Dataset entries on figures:

--

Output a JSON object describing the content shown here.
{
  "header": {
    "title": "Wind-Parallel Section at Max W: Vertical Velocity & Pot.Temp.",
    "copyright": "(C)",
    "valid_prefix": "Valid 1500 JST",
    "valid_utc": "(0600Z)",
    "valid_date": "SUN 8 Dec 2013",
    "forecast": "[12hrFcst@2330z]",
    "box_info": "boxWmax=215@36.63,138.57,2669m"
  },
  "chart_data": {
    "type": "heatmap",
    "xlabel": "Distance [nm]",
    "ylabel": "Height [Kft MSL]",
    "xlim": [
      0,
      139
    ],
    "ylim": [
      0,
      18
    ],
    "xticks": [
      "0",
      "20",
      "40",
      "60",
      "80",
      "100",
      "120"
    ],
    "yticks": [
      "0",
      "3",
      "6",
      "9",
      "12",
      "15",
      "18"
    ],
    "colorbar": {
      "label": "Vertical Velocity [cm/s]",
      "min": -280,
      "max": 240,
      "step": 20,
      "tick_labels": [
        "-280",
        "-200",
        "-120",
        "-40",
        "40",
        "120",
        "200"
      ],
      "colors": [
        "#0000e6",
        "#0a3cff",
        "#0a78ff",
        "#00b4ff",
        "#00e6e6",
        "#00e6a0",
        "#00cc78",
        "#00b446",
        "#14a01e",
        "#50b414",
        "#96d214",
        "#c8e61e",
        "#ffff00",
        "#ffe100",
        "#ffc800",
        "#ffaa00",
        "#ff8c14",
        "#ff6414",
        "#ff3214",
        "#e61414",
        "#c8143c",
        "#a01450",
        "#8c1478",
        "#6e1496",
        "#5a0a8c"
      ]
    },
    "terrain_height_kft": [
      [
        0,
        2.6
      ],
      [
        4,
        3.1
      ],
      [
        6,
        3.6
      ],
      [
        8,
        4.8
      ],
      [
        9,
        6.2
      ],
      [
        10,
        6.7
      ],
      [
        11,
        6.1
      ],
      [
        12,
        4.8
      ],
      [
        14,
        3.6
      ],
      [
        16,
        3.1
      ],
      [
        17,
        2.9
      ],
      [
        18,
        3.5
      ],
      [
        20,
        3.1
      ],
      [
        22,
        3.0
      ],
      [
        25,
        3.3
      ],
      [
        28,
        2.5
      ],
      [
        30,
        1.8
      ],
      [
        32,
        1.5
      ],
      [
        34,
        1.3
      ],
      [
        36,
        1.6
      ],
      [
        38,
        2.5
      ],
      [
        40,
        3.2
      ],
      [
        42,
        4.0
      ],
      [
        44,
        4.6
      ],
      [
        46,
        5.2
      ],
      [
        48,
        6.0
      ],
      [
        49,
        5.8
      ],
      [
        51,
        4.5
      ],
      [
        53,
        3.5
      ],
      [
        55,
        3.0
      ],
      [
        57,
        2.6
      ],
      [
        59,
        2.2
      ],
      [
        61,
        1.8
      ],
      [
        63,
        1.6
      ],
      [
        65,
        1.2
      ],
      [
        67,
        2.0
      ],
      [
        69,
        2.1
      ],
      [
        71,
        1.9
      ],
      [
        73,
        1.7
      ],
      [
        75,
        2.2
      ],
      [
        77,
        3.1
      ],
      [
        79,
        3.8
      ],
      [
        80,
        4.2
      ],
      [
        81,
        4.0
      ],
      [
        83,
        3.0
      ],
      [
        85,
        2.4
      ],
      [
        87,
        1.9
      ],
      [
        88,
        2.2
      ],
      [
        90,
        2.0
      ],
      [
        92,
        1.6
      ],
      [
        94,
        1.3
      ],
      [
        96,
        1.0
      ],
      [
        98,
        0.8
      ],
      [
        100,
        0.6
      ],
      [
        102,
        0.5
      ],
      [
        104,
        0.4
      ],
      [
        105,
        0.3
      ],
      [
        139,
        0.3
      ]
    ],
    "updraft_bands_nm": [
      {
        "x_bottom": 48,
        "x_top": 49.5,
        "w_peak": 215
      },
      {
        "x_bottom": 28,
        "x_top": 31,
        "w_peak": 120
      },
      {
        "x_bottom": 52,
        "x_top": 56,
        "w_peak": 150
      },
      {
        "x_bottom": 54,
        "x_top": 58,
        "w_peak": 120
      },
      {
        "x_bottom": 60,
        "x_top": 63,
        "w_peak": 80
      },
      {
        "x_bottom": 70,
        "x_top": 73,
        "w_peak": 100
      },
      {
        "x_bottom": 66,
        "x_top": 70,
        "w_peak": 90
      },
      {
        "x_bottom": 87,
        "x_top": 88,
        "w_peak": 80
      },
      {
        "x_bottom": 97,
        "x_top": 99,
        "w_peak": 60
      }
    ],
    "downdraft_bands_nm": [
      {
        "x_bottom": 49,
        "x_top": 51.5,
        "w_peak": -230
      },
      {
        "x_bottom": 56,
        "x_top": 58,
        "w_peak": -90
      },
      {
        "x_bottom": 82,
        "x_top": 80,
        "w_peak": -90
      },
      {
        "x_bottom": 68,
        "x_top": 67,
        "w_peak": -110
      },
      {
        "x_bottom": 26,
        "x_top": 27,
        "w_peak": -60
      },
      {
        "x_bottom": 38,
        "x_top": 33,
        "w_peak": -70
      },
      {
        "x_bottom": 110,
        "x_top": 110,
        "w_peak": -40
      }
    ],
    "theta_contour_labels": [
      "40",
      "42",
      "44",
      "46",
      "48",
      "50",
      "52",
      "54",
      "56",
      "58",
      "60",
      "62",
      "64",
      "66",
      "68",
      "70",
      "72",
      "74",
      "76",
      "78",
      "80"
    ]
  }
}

--

Please output the entire listing exactly as it stands.

CORRECT RESPONSE
Output a JSON object describing the content shown here.
{
  "header": {
    "title": "Wind-Parallel Section at Max W: Vertical Velocity & Pot.Temp.",
    "copyright": "(C)",
    "valid_prefix": "Valid 1500 JST",
    "valid_utc": "(0600Z)",
    "valid_date": "SUN 8 Dec 2013",
    "forecast": "[12hrFcst@2330z]",
    "box_info": "boxWmax=215@36.63,138.57,2669m"
  },
  "chart_data": {
    "type": "heatmap",
    "xlabel": "Distance [nm]",
    "ylabel": "Height [Kft MSL]",
    "xlim": [
      0,
      139
    ],
    "ylim": [
      0,
      18
    ],
    "xticks": [
      "0",
      "20",
      "40",
      "60",
      "80",
      "100",
      "120"
    ],
    "yticks": [
      "0",
      "3",
      "6",
      "9",
      "12",
      "15",
      "18"
    ],
    "colorbar": {
      "label": "Vertical Velocity [cm/s]",
      "min": -280,
      "max": 240,
      "step": 20,
      "tick_labels": [
        "-280",
        "-200",
        "-120",
        "-40",
        "40",
        "120",
        "200"
      ],
      "colors": [
        "#0000e6",
        "#0a3cff",
        "#0a78ff",
        "#00b4ff",
        "#00e6e6",
        "#00e6a0",
        "#00cc78",
        "#00b446",
        "#14a01e",
        "#50b414",
        "#96d214",
        "#c8e61e",
        "#ffff00",
        "#ffe100",
        "#ffc800",
        "#ffaa00",
        "#ff8c14",
        "#ff6414",
        "#ff3214",
        "#e61414",
        "#c8143c",
        "#a01450",
        "#8c1478",
        "#6e1496",
        "#5a0a8c"
      ]
    },
    "terrain_height_kft": [
      [
        0,
        2.6
      ],
      [
        4,
        3.1
      ],
      [
        6,
        3.6
      ],
      [
        8,
        4.8
      ],
      [
        9,
        6.2
      ],
      [
        10,
        6.7
      ],
      [
        11,
        6.1
      ],
      [
        12,
        4.8
      ],
      [
        14,
        3.6
      ],
      [
        16,
        3.1
      ],
      [
        17,
        2.9
      ],
      [
        18,
        3.5
      ],
      [
        20,
        3.1
      ],
      [
        22,
        3.0
      ],
      [
        25,
        3.3
      ],
      [
        28,
        2.5
      ],
      [
        30,
        1.8
      ],
      [
        32,
        1.5
      ],
      [
        34,
        1.3
      ],
      [
        36,
        1.6
      ],
      [
        38,
        2.5
      ],
      [
        40,
        3.2
      ],
      [
        42,
        4.0
      ],
      [
        44,
        4.6
      ],
      [
        46,
        5.2
      ],
      [
        48,
        6.0
      ],
      [
        49,
        5.8
      ],
      [
        51,
        4.5
      ],
      [
        53,
        3.5
      ],
      [
        55,
        3.0
      ],
      [
        57,
        2.6
      ],
      [
        59,
        2.2
      ],
      [
        61,
        1.8
      ],
      [
        63,
        1.6
      ],
      [
        65,
        1.2
      ],
      [
        67,
        2.0
      ],
      [
        69,
        2.1
      ],
      [
        71,
        1.9
      ],
      [
        73,
        1.7
      ],
      [
        75,
        2.2
      ],
      [
        77,
        3.1
      ],
      [
        79,
        3.8
      ],
      [
        80,
        4.2
      ],
      [
        81,
        4.0
      ],
      [
        83,
        3.0
      ],
      [
        85,
        2.4
      ],
      [
        87,
        1.9
      ],
      [
        88,
        2.2
      ],
      [
        90,
        2.0
      ],
      [
        92,
        1.6
      ],
      [
        94,
        1.3
      ],
      [
        96,
        1.0
      ],
      [
        98,
        0.8
      ],
      [
        100,
        0.6
      ],
      [
        102,
        0.5
      ],
      [
        104,
        0.4
      ],
      [
        105,
        0.3
      ],
      [
        139,
        0.3
      ]
    ],
    "updraft_bands_nm": [
      {
        "x_bottom": 48,
        "x_top": 49.5,
        "w_peak": 215
      },
      {
        "x_bottom": 28,
        "x_top": 31,
        "w_peak": 120
      },
      {
        "x_bottom": 52,
        "x_top": 56,
        "w_peak": 150
      },
      {
        "x_bottom": 54,
        "x_top": 58,
        "w_peak": 120
      },
      {
        "x_bottom": 60,
        "x_top": 63,
        "w_peak": 80
      },
      {
        "x_bottom": 70,
        "x_top": 73,
        "w_peak": 100
      },
      {
        "x_bottom": 66,
        "x_top": 70,
        "w_peak": 90
      },
      {
        "x_bottom": 87,
        "x_top": 88,
        "w_peak": 80
      },
      {
        "x_bottom": 97,
        "x_top": 99,
        "w_peak": 60
      }
    ],
    "downdraft_bands_nm": [
      {
        "x_bottom": 49,
        "x_top": 51.5,
        "w_peak": -230
      },
      {
        "x_bottom": 56,
        "x_top": 58,
        "w_peak": -90
      },
      {
        "x_bottom": 82,
        "x_top": 80,
        "w_peak": -90
      },
      {
        "x_bottom": 68,
        "x_top": 67,
        "w_peak": -110
      },
      {
        "x_bottom": 26,
        "x_top": 27,
        "w_peak": -60
      },
      {
        "x_bottom": 38,
        "x_top": 33,
        "w_peak": -70
      },
      {
        "x_bottom": 110,
        "x_top": 110,
        "w_peak": -40
      }
    ],
    "theta_contour_labels": [
      "40",
      "42",
      "44",
      "46",
      "48",
      "50",
      "52",
      "54",
      "56",
      "58",
      "60",
      "62",
      "64",
      "66",
      "68",
      "70",
      "72",
      "74",
      "76",
      "78",
      "80"
    ]
  }
}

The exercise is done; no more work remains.